──────── Material for this exercise

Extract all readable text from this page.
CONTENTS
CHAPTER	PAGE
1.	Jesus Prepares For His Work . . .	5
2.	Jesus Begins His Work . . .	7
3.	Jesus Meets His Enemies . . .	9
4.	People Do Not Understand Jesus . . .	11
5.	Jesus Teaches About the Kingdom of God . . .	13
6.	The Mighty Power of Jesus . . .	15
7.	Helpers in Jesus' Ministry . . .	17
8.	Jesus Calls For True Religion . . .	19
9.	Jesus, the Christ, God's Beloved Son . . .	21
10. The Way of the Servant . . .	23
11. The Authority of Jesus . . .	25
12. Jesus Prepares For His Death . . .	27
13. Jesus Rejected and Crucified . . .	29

────────────────

# Problem description:
Write out every record, exactly as written.

# Full solution:
Extract all readable text from this page.
CONTENTS
CHAPTER	PAGE
1.	Jesus Prepares For His Work . . .	5
2.	Jesus Begins His Work . . .	7
3.	Jesus Meets His Enemies . . .	9
4.	People Do Not Understand Jesus . . .	11
5.	Jesus Teaches About the Kingdom of God . . .	13
6.	The Mighty Power of Jesus . . .	15
7.	Helpers in Jesus' Ministry . . .	17
8.	Jesus Calls For True Religion . . .	19
9.	Jesus, the Christ, God's Beloved Son . . .	21
10. The Way of the Servant . . .	23
11. The Authority of Jesus . . .	25
12. Jesus Prepares For His Death . . .	27
13. Jesus Rejected and Crucified . . .	29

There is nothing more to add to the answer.